_Items from a data source_.
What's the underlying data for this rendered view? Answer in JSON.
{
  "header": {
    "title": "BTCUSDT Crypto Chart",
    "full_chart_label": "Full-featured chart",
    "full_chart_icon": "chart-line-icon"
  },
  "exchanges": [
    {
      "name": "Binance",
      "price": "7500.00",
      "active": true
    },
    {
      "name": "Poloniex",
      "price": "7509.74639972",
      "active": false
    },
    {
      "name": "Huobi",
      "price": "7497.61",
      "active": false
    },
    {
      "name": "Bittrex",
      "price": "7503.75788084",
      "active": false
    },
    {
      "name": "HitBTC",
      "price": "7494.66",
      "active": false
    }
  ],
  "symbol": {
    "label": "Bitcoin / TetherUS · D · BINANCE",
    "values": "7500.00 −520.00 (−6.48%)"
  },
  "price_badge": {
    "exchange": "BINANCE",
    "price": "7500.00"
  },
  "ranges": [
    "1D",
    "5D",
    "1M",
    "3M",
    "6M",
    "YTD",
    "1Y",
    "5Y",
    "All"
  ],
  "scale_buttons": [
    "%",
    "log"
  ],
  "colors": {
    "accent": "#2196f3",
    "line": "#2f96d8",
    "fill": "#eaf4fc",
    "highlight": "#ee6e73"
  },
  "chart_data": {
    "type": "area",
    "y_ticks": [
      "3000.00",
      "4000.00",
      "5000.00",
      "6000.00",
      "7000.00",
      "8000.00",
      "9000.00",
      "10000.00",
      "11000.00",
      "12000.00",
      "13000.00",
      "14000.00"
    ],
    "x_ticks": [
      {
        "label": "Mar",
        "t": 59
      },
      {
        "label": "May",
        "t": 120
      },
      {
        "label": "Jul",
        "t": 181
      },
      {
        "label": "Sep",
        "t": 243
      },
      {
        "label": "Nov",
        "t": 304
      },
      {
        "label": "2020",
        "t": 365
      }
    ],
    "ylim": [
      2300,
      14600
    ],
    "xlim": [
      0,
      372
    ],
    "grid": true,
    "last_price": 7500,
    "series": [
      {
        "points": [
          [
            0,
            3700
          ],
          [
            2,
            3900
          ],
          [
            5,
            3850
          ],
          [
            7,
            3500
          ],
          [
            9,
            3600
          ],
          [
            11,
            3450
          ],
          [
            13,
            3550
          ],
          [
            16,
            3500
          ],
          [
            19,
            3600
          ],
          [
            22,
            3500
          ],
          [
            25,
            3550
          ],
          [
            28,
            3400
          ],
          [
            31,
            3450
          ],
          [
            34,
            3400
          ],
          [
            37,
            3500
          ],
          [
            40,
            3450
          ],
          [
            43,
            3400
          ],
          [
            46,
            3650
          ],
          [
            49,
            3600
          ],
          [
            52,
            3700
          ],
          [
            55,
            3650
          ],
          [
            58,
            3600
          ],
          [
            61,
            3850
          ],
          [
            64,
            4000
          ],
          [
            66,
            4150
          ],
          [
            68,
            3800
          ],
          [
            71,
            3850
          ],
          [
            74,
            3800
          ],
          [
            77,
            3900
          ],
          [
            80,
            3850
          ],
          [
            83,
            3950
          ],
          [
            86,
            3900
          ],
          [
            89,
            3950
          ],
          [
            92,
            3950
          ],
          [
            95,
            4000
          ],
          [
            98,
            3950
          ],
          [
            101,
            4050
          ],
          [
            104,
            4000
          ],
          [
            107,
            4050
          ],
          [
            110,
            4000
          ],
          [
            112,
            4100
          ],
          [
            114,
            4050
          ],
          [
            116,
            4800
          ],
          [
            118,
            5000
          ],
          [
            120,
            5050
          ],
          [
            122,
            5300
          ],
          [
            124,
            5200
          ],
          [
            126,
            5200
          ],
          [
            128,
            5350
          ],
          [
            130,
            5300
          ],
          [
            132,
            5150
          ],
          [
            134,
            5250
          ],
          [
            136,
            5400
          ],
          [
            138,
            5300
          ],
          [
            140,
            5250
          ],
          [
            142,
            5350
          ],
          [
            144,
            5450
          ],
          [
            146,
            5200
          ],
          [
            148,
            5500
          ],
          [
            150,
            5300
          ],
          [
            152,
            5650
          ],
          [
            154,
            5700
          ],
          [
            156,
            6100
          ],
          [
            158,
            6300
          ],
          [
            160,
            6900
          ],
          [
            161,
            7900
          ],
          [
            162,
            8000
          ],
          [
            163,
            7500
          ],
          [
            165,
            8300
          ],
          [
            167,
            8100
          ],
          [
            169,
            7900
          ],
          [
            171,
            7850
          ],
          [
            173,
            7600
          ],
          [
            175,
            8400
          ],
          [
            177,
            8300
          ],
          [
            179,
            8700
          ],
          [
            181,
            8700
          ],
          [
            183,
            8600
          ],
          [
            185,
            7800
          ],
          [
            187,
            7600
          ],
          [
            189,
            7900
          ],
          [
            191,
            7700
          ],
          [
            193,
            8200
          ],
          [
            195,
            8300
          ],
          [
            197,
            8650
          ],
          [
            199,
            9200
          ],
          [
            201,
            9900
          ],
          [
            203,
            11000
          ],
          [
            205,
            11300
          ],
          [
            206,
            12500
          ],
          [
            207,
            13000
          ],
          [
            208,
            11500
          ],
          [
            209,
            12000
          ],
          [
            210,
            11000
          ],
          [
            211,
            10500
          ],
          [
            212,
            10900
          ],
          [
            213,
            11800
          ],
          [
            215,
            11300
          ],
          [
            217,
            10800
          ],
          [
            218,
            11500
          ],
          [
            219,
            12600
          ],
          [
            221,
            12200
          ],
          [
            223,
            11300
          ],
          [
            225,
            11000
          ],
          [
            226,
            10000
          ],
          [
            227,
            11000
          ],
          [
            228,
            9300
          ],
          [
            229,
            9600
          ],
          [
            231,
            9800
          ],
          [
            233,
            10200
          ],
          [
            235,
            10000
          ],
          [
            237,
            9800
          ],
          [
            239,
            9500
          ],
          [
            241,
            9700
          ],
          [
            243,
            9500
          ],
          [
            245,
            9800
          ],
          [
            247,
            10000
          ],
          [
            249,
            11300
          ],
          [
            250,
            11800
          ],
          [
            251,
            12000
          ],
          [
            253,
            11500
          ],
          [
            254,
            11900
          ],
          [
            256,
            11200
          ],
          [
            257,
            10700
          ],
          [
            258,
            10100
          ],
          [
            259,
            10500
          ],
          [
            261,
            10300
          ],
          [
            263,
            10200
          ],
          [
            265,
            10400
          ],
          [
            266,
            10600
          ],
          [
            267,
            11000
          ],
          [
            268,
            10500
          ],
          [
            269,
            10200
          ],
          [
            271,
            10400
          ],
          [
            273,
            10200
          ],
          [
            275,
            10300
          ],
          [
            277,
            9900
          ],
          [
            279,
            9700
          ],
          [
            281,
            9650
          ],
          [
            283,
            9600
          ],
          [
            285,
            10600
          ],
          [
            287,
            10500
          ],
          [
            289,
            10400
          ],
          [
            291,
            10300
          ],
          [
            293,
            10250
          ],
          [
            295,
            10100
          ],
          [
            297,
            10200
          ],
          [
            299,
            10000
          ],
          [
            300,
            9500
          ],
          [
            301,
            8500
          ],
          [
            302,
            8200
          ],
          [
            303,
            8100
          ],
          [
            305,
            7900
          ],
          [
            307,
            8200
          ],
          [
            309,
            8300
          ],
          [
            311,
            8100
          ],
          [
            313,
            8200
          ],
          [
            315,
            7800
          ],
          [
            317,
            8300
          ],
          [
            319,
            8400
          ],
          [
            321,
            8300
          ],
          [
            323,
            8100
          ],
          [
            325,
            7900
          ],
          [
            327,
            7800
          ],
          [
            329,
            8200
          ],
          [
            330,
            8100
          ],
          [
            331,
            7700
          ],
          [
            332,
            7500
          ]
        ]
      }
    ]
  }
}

_To do_.
Which lines hold the word "name"? Copy all of them.

_Answer below_.
      "name": "Binance",
      "name": "Poloniex",
      "name": "Huobi",
      "name": "Bittrex",
      "name": "HitBTC",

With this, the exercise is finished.